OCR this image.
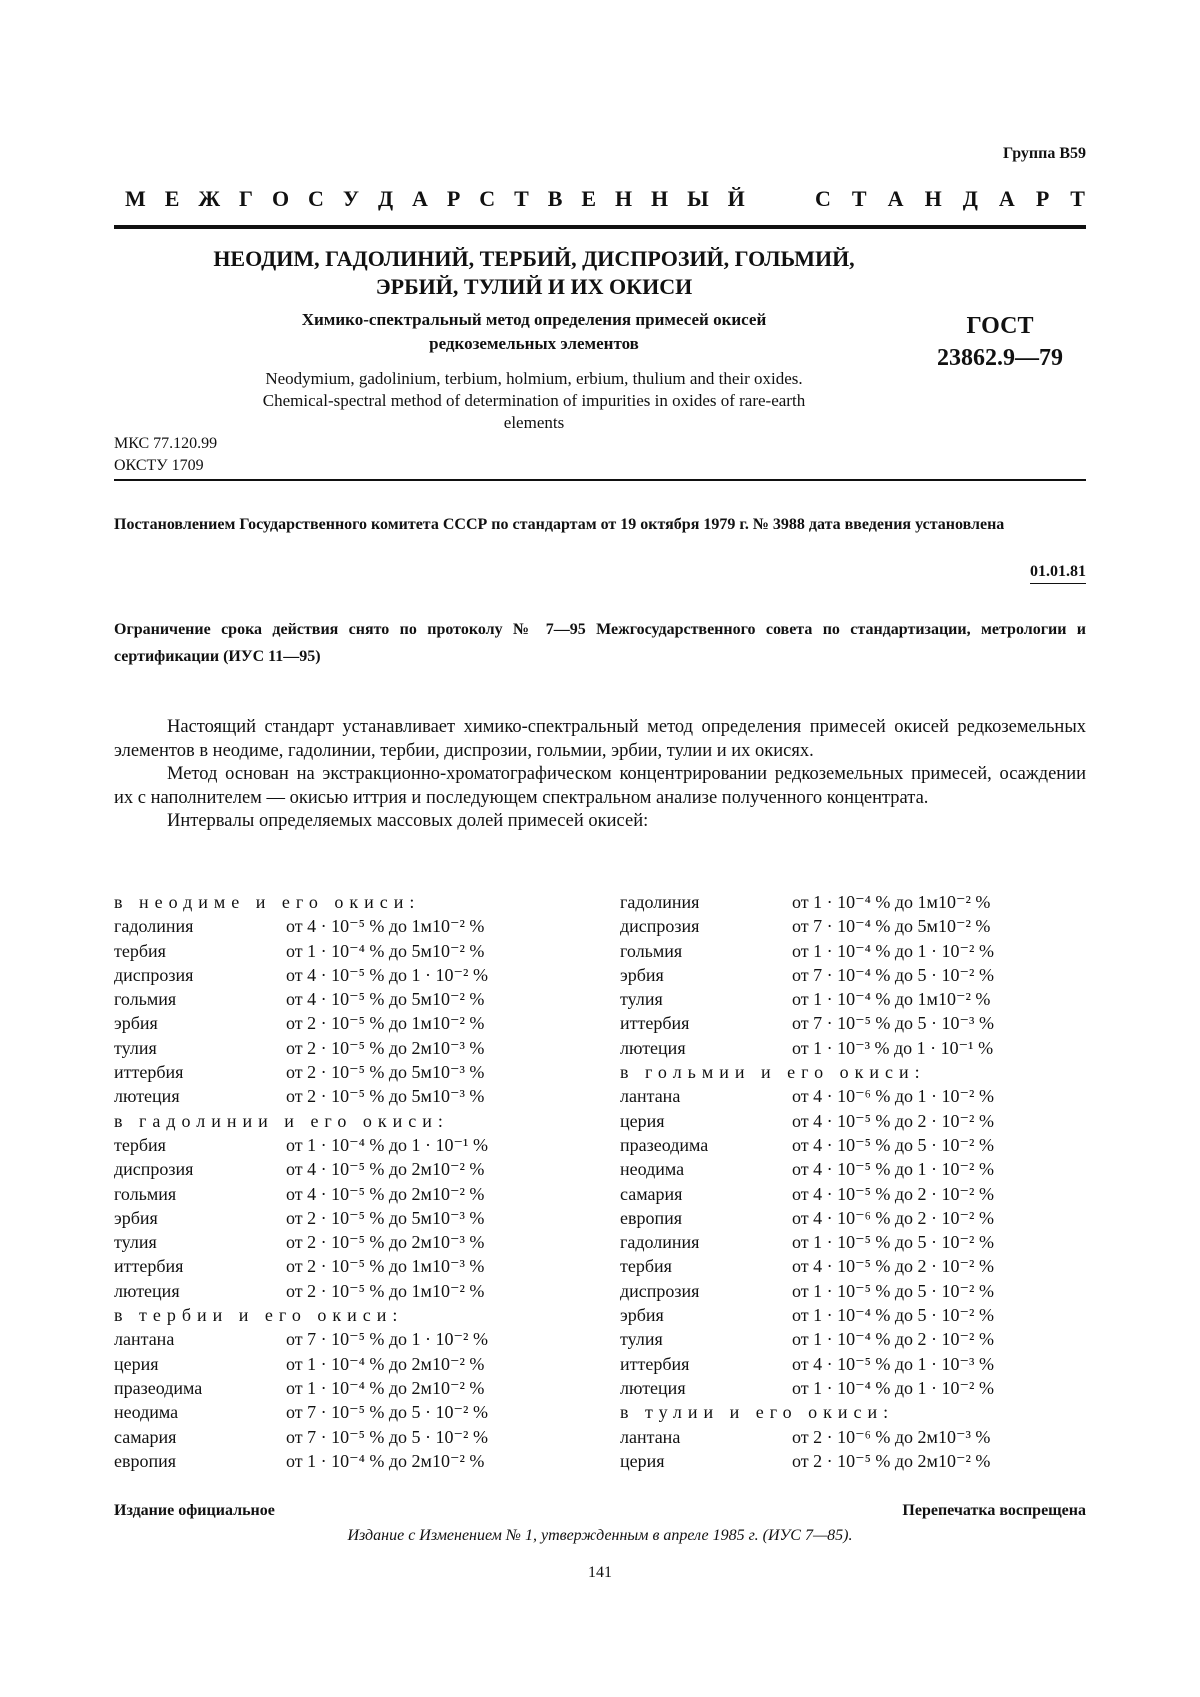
Группа В59
М Е Ж Г О С У Д А Р С Т В Е Н Н Ы Й	С Т А Н Д А Р Т
НЕОДИМ, ГАДОЛИНИЙ, ТЕРБИЙ, ДИСПРОЗИЙ, ГОЛЬМИЙ,
ЭРБИЙ, ТУЛИЙ И ИХ ОКИСИ
Химико-спектральный метод определения примесей окисей
редкоземельных элементов
Neodymium, gadolinium, terbium, holmium, erbium, thulium and their oxides.
Chemical-spectral method of determination of impurities in oxides of rare-earth
elements
ГОСТ
23862.9—79
МКС 77.120.99
ОКСТУ 1709
Постановлением Государственного комитета СССР по стандартам от 19 октября 1979 г. № 3988 дата введения установлена
01.01.81
Ограничение срока действия снято по протоколу № 7—95 Межгосударственного совета по стандартизации, метрологии и сертификации (ИУС 11—95)

Настоящий стандарт устанавливает химико-спектральный метод определения примесей окисей редкоземельных элементов в неодиме, гадолинии, тербии, диспрозии, гольмии, эрбии, тулии и их окисях.

Метод основан на экстракционно-хроматографическом концентрировании редкоземельных примесей, осаждении их с наполнителем — окисью иттрия и последующем спектральном анализе полученного концентрата.

Интервалы определяемых массовых долей примесей окисей:

в неодиме и его окиси:
гадолиния	от 4 · 10⁻⁵ % до 1м10⁻² %
тербия	от 1 · 10⁻⁴ % до 5м10⁻² %
диспрозия	от 4 · 10⁻⁵ % до 1 · 10⁻² %
гольмия	от 4 · 10⁻⁵ % до 5м10⁻² %
эрбия	от 2 · 10⁻⁵ % до 1м10⁻² %
тулия	от 2 · 10⁻⁵ % до 2м10⁻³ %
иттербия	от 2 · 10⁻⁵ % до 5м10⁻³ %
лютеция	от 2 · 10⁻⁵ % до 5м10⁻³ %
в гадолинии и его окиси:
тербия	от 1 · 10⁻⁴ % до 1 · 10⁻¹ %
диспрозия	от 4 · 10⁻⁵ % до 2м10⁻² %
гольмия	от 4 · 10⁻⁵ % до 2м10⁻² %
эрбия	от 2 · 10⁻⁵ % до 5м10⁻³ %
тулия	от 2 · 10⁻⁵ % до 2м10⁻³ %
иттербия	от 2 · 10⁻⁵ % до 1м10⁻³ %
лютеция	от 2 · 10⁻⁵ % до 1м10⁻² %
в тербии и его окиси:
лантана	от 7 · 10⁻⁵ % до 1 · 10⁻² %
церия	от 1 · 10⁻⁴ % до 2м10⁻² %
празеодима	от 1 · 10⁻⁴ % до 2м10⁻² %
неодима	от 7 · 10⁻⁵ % до 5 · 10⁻² %
самария	от 7 · 10⁻⁵ % до 5 · 10⁻² %
европия	от 1 · 10⁻⁴ % до 2м10⁻² %
гадолиния	от 1 · 10⁻⁴ % до 1м10⁻² %
диспрозия	от 7 · 10⁻⁴ % до 5м10⁻² %
гольмия	от 1 · 10⁻⁴ % до 1 · 10⁻² %
эрбия	от 7 · 10⁻⁴ % до 5 · 10⁻² %
тулия	от 1 · 10⁻⁴ % до 1м10⁻² %
иттербия	от 7 · 10⁻⁵ % до 5 · 10⁻³ %
лютеция	от 1 · 10⁻³ % до 1 · 10⁻¹ %
в гольмии и его окиси:
лантана	от 4 · 10⁻⁶ % до 1 · 10⁻² %
церия	от 4 · 10⁻⁵ % до 2 · 10⁻² %
празеодима	от 4 · 10⁻⁵ % до 5 · 10⁻² %
неодима	от 4 · 10⁻⁵ % до 1 · 10⁻² %
самария	от 4 · 10⁻⁵ % до 2 · 10⁻² %
европия	от 4 · 10⁻⁶ % до 2 · 10⁻² %
гадолиния	от 1 · 10⁻⁵ % до 5 · 10⁻² %
тербия	от 4 · 10⁻⁵ % до 2 · 10⁻² %
диспрозия	от 1 · 10⁻⁵ % до 5 · 10⁻² %
эрбия	от 1 · 10⁻⁴ % до 5 · 10⁻² %
тулия	от 1 · 10⁻⁴ % до 2 · 10⁻² %
иттербия	от 4 · 10⁻⁵ % до 1 · 10⁻³ %
лютеция	от 1 · 10⁻⁴ % до 1 · 10⁻² %
в тулии и его окиси:
лантана	от 2 · 10⁻⁶ % до 2м10⁻³ %
церия	от 2 · 10⁻⁵ % до 2м10⁻² %
Издание официальное	Перепечатка воспрещена
Издание с Изменением № 1, утвержденным в апреле 1985 г. (ИУС 7—85).
141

_ _ _ _

## WORK TO DO
Reproduce each entry precisely. Leave the pictures out.

## TASK RESULT
OCR this image.
Группа В59
М Е Ж Г О С У Д А Р С Т В Е Н Н Ы Й	С Т А Н Д А Р Т
НЕОДИМ, ГАДОЛИНИЙ, ТЕРБИЙ, ДИСПРОЗИЙ, ГОЛЬМИЙ,
ЭРБИЙ, ТУЛИЙ И ИХ ОКИСИ
Химико-спектральный метод определения примесей окисей
редкоземельных элементов
Neodymium, gadolinium, terbium, holmium, erbium, thulium and their oxides.
Chemical-spectral method of determination of impurities in oxides of rare-earth
elements
ГОСТ
23862.9—79
МКС 77.120.99
ОКСТУ 1709
Постановлением Государственного комитета СССР по стандартам от 19 октября 1979 г. № 3988 дата введения установлена
01.01.81
Ограничение срока действия снято по протоколу № 7—95 Межгосударственного совета по стандартизации, метрологии и сертификации (ИУС 11—95)

Настоящий стандарт устанавливает химико-спектральный метод определения примесей окисей редкоземельных элементов в неодиме, гадолинии, тербии, диспрозии, гольмии, эрбии, тулии и их окисях.

Метод основан на экстракционно-хроматографическом концентрировании редкоземельных примесей, осаждении их с наполнителем — окисью иттрия и последующем спектральном анализе полученного концентрата.

Интервалы определяемых массовых долей примесей окисей:

в неодиме и его окиси:
гадолиния	от 4 · 10⁻⁵ % до 1м10⁻² %
тербия	от 1 · 10⁻⁴ % до 5м10⁻² %
диспрозия	от 4 · 10⁻⁵ % до 1 · 10⁻² %
гольмия	от 4 · 10⁻⁵ % до 5м10⁻² %
эрбия	от 2 · 10⁻⁵ % до 1м10⁻² %
тулия	от 2 · 10⁻⁵ % до 2м10⁻³ %
иттербия	от 2 · 10⁻⁵ % до 5м10⁻³ %
лютеция	от 2 · 10⁻⁵ % до 5м10⁻³ %
в гадолинии и его окиси:
тербия	от 1 · 10⁻⁴ % до 1 · 10⁻¹ %
диспрозия	от 4 · 10⁻⁵ % до 2м10⁻² %
гольмия	от 4 · 10⁻⁵ % до 2м10⁻² %
эрбия	от 2 · 10⁻⁵ % до 5м10⁻³ %
тулия	от 2 · 10⁻⁵ % до 2м10⁻³ %
иттербия	от 2 · 10⁻⁵ % до 1м10⁻³ %
лютеция	от 2 · 10⁻⁵ % до 1м10⁻² %
в тербии и его окиси:
лантана	от 7 · 10⁻⁵ % до 1 · 10⁻² %
церия	от 1 · 10⁻⁴ % до 2м10⁻² %
празеодима	от 1 · 10⁻⁴ % до 2м10⁻² %
неодима	от 7 · 10⁻⁵ % до 5 · 10⁻² %
самария	от 7 · 10⁻⁵ % до 5 · 10⁻² %
европия	от 1 · 10⁻⁴ % до 2м10⁻² %
гадолиния	от 1 · 10⁻⁴ % до 1м10⁻² %
диспрозия	от 7 · 10⁻⁴ % до 5м10⁻² %
гольмия	от 1 · 10⁻⁴ % до 1 · 10⁻² %
эрбия	от 7 · 10⁻⁴ % до 5 · 10⁻² %
тулия	от 1 · 10⁻⁴ % до 1м10⁻² %
иттербия	от 7 · 10⁻⁵ % до 5 · 10⁻³ %
лютеция	от 1 · 10⁻³ % до 1 · 10⁻¹ %
в гольмии и его окиси:
лантана	от 4 · 10⁻⁶ % до 1 · 10⁻² %
церия	от 4 · 10⁻⁵ % до 2 · 10⁻² %
празеодима	от 4 · 10⁻⁵ % до 5 · 10⁻² %
неодима	от 4 · 10⁻⁵ % до 1 · 10⁻² %
самария	от 4 · 10⁻⁵ % до 2 · 10⁻² %
европия	от 4 · 10⁻⁶ % до 2 · 10⁻² %
гадолиния	от 1 · 10⁻⁵ % до 5 · 10⁻² %
тербия	от 4 · 10⁻⁵ % до 2 · 10⁻² %
диспрозия	от 1 · 10⁻⁵ % до 5 · 10⁻² %
эрбия	от 1 · 10⁻⁴ % до 5 · 10⁻² %
тулия	от 1 · 10⁻⁴ % до 2 · 10⁻² %
иттербия	от 4 · 10⁻⁵ % до 1 · 10⁻³ %
лютеция	от 1 · 10⁻⁴ % до 1 · 10⁻² %
в тулии и его окиси:
лантана	от 2 · 10⁻⁶ % до 2м10⁻³ %
церия	от 2 · 10⁻⁵ % до 2м10⁻² %
Издание официальное	Перепечатка воспрещена
Издание с Изменением № 1, утвержденным в апреле 1985 г. (ИУС 7—85).
141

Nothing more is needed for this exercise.